Written exercise:
What follows is a set of entries. Give them again exactly, without the pictures.
[Start]
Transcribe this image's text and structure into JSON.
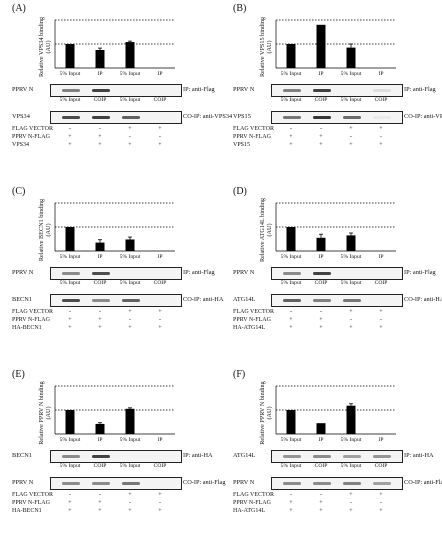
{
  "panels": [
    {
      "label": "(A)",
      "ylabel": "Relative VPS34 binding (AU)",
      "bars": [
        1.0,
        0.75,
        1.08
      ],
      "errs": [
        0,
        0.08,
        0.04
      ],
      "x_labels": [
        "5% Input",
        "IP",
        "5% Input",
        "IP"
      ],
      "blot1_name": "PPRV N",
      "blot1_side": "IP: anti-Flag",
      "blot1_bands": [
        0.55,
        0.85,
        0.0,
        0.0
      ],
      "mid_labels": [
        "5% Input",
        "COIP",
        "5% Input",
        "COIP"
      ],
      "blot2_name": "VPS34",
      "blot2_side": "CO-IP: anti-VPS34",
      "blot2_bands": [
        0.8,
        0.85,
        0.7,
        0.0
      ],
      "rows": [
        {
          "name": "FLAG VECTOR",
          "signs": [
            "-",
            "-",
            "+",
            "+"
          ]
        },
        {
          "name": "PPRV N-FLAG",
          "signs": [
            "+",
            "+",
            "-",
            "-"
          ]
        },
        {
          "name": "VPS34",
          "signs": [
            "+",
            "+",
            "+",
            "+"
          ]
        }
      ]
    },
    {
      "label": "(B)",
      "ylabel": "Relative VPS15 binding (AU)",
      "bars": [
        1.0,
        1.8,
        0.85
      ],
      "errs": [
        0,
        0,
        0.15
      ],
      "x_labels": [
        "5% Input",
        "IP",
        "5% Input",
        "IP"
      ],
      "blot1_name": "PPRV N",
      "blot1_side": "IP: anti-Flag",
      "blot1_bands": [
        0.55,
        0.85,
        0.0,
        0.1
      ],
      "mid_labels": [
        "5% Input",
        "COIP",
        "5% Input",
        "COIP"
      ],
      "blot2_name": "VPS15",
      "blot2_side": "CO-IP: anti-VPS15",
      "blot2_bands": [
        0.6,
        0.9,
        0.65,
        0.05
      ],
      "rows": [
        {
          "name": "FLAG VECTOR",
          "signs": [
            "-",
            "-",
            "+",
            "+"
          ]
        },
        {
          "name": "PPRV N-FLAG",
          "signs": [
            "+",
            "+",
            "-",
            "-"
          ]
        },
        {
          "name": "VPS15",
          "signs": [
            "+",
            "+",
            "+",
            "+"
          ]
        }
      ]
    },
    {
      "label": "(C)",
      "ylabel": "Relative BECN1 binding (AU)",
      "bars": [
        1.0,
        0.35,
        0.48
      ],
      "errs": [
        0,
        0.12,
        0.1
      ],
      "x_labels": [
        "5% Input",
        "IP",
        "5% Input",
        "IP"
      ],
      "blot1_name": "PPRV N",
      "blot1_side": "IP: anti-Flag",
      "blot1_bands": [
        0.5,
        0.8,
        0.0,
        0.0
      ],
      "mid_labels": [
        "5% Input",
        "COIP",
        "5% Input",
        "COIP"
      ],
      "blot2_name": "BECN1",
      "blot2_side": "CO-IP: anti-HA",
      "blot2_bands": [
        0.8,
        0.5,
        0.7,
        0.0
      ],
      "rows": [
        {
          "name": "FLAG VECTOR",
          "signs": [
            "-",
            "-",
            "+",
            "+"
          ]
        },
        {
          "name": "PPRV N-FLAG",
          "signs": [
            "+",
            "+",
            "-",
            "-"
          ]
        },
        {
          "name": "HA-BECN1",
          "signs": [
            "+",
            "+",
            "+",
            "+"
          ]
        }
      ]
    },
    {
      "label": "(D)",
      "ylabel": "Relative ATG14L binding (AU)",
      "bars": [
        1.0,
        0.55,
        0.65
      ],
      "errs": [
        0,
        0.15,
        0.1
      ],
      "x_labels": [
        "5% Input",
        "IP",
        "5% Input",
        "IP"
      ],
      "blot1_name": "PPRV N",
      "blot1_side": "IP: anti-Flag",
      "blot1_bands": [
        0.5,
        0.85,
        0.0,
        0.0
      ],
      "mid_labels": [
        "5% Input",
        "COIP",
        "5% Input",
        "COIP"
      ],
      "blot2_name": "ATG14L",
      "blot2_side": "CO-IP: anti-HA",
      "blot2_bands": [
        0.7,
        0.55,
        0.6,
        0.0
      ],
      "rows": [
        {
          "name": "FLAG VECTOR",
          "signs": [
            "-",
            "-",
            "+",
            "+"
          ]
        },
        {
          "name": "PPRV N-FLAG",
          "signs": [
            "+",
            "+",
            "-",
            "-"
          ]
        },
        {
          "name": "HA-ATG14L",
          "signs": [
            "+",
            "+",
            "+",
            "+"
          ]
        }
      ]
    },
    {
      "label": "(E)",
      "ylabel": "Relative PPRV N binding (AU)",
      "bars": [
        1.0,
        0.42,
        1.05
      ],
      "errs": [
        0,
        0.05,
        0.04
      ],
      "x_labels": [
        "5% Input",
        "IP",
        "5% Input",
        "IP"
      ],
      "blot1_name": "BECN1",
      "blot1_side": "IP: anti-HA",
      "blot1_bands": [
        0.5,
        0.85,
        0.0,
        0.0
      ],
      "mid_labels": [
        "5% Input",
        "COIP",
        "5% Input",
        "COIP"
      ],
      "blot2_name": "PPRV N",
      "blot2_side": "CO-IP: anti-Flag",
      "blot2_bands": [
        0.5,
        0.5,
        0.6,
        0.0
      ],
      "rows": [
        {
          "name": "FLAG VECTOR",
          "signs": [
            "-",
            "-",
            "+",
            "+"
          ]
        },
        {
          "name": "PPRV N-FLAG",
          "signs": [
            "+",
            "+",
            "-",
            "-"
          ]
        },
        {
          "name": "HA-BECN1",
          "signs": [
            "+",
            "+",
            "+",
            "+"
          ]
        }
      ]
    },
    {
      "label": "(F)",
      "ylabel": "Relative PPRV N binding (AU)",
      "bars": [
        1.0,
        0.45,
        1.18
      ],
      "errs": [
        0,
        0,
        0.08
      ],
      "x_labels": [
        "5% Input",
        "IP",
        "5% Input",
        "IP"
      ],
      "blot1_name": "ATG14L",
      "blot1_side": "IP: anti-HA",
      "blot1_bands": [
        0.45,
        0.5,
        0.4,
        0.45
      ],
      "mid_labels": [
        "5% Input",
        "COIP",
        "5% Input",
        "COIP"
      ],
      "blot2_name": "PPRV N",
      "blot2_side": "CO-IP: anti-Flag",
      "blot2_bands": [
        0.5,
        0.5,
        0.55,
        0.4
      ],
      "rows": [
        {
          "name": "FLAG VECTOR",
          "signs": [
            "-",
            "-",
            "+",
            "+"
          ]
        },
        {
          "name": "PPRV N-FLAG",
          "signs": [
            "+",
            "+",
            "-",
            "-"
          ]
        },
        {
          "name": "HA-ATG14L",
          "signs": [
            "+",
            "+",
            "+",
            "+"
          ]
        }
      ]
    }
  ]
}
[End]
Exercise result:
Transcribe this image's text and structure into JSON.
{
  "panels": [
    {
      "label": "(A)",
      "ylabel": "Relative VPS34 binding (AU)",
      "bars": [
        1.0,
        0.75,
        1.08
      ],
      "errs": [
        0,
        0.08,
        0.04
      ],
      "x_labels": [
        "5% Input",
        "IP",
        "5% Input",
        "IP"
      ],
      "blot1_name": "PPRV N",
      "blot1_side": "IP: anti-Flag",
      "blot1_bands": [
        0.55,
        0.85,
        0.0,
        0.0
      ],
      "mid_labels": [
        "5% Input",
        "COIP",
        "5% Input",
        "COIP"
      ],
      "blot2_name": "VPS34",
      "blot2_side": "CO-IP: anti-VPS34",
      "blot2_bands": [
        0.8,
        0.85,
        0.7,
        0.0
      ],
      "rows": [
        {
          "name": "FLAG VECTOR",
          "signs": [
            "-",
            "-",
            "+",
            "+"
          ]
        },
        {
          "name": "PPRV N-FLAG",
          "signs": [
            "+",
            "+",
            "-",
            "-"
          ]
        },
        {
          "name": "VPS34",
          "signs": [
            "+",
            "+",
            "+",
            "+"
          ]
        }
      ]
    },
    {
      "label": "(B)",
      "ylabel": "Relative VPS15 binding (AU)",
      "bars": [
        1.0,
        1.8,
        0.85
      ],
      "errs": [
        0,
        0,
        0.15
      ],
      "x_labels": [
        "5% Input",
        "IP",
        "5% Input",
        "IP"
      ],
      "blot1_name": "PPRV N",
      "blot1_side": "IP: anti-Flag",
      "blot1_bands": [
        0.55,
        0.85,
        0.0,
        0.1
      ],
      "mid_labels": [
        "5% Input",
        "COIP",
        "5% Input",
        "COIP"
      ],
      "blot2_name": "VPS15",
      "blot2_side": "CO-IP: anti-VPS15",
      "blot2_bands": [
        0.6,
        0.9,
        0.65,
        0.05
      ],
      "rows": [
        {
          "name": "FLAG VECTOR",
          "signs": [
            "-",
            "-",
            "+",
            "+"
          ]
        },
        {
          "name": "PPRV N-FLAG",
          "signs": [
            "+",
            "+",
            "-",
            "-"
          ]
        },
        {
          "name": "VPS15",
          "signs": [
            "+",
            "+",
            "+",
            "+"
          ]
        }
      ]
    },
    {
      "label": "(C)",
      "ylabel": "Relative BECN1 binding (AU)",
      "bars": [
        1.0,
        0.35,
        0.48
      ],
      "errs": [
        0,
        0.12,
        0.1
      ],
      "x_labels": [
        "5% Input",
        "IP",
        "5% Input",
        "IP"
      ],
      "blot1_name": "PPRV N",
      "blot1_side": "IP: anti-Flag",
      "blot1_bands": [
        0.5,
        0.8,
        0.0,
        0.0
      ],
      "mid_labels": [
        "5% Input",
        "COIP",
        "5% Input",
        "COIP"
      ],
      "blot2_name": "BECN1",
      "blot2_side": "CO-IP: anti-HA",
      "blot2_bands": [
        0.8,
        0.5,
        0.7,
        0.0
      ],
      "rows": [
        {
          "name": "FLAG VECTOR",
          "signs": [
            "-",
            "-",
            "+",
            "+"
          ]
        },
        {
          "name": "PPRV N-FLAG",
          "signs": [
            "+",
            "+",
            "-",
            "-"
          ]
        },
        {
          "name": "HA-BECN1",
          "signs": [
            "+",
            "+",
            "+",
            "+"
          ]
        }
      ]
    },
    {
      "label": "(D)",
      "ylabel": "Relative ATG14L binding (AU)",
      "bars": [
        1.0,
        0.55,
        0.65
      ],
      "errs": [
        0,
        0.15,
        0.1
      ],
      "x_labels": [
        "5% Input",
        "IP",
        "5% Input",
        "IP"
      ],
      "blot1_name": "PPRV N",
      "blot1_side": "IP: anti-Flag",
      "blot1_bands": [
        0.5,
        0.85,
        0.0,
        0.0
      ],
      "mid_labels": [
        "5% Input",
        "COIP",
        "5% Input",
        "COIP"
      ],
      "blot2_name": "ATG14L",
      "blot2_side": "CO-IP: anti-HA",
      "blot2_bands": [
        0.7,
        0.55,
        0.6,
        0.0
      ],
      "rows": [
        {
          "name": "FLAG VECTOR",
          "signs": [
            "-",
            "-",
            "+",
            "+"
          ]
        },
        {
          "name": "PPRV N-FLAG",
          "signs": [
            "+",
            "+",
            "-",
            "-"
          ]
        },
        {
          "name": "HA-ATG14L",
          "signs": [
            "+",
            "+",
            "+",
            "+"
          ]
        }
      ]
    },
    {
      "label": "(E)",
      "ylabel": "Relative PPRV N binding (AU)",
      "bars": [
        1.0,
        0.42,
        1.05
      ],
      "errs": [
        0,
        0.05,
        0.04
      ],
      "x_labels": [
        "5% Input",
        "IP",
        "5% Input",
        "IP"
      ],
      "blot1_name": "BECN1",
      "blot1_side": "IP: anti-HA",
      "blot1_bands": [
        0.5,
        0.85,
        0.0,
        0.0
      ],
      "mid_labels": [
        "5% Input",
        "COIP",
        "5% Input",
        "COIP"
      ],
      "blot2_name": "PPRV N",
      "blot2_side": "CO-IP: anti-Flag",
      "blot2_bands": [
        0.5,
        0.5,
        0.6,
        0.0
      ],
      "rows": [
        {
          "name": "FLAG VECTOR",
          "signs": [
            "-",
            "-",
            "+",
            "+"
          ]
        },
        {
          "name": "PPRV N-FLAG",
          "signs": [
            "+",
            "+",
            "-",
            "-"
          ]
        },
        {
          "name": "HA-BECN1",
          "signs": [
            "+",
            "+",
            "+",
            "+"
          ]
        }
      ]
    },
    {
      "label": "(F)",
      "ylabel": "Relative PPRV N binding (AU)",
      "bars": [
        1.0,
        0.45,
        1.18
      ],
      "errs": [
        0,
        0,
        0.08
      ],
      "x_labels": [
        "5% Input",
        "IP",
        "5% Input",
        "IP"
      ],
      "blot1_name": "ATG14L",
      "blot1_side": "IP: anti-HA",
      "blot1_bands": [
        0.45,
        0.5,
        0.4,
        0.45
      ],
      "mid_labels": [
        "5% Input",
        "COIP",
        "5% Input",
        "COIP"
      ],
      "blot2_name": "PPRV N",
      "blot2_side": "CO-IP: anti-Flag",
      "blot2_bands": [
        0.5,
        0.5,
        0.55,
        0.4
      ],
      "rows": [
        {
          "name": "FLAG VECTOR",
          "signs": [
            "-",
            "-",
            "+",
            "+"
          ]
        },
        {
          "name": "PPRV N-FLAG",
          "signs": [
            "+",
            "+",
            "-",
            "-"
          ]
        },
        {
          "name": "HA-ATG14L",
          "signs": [
            "+",
            "+",
            "+",
            "+"
          ]
        }
      ]
    }
  ]
}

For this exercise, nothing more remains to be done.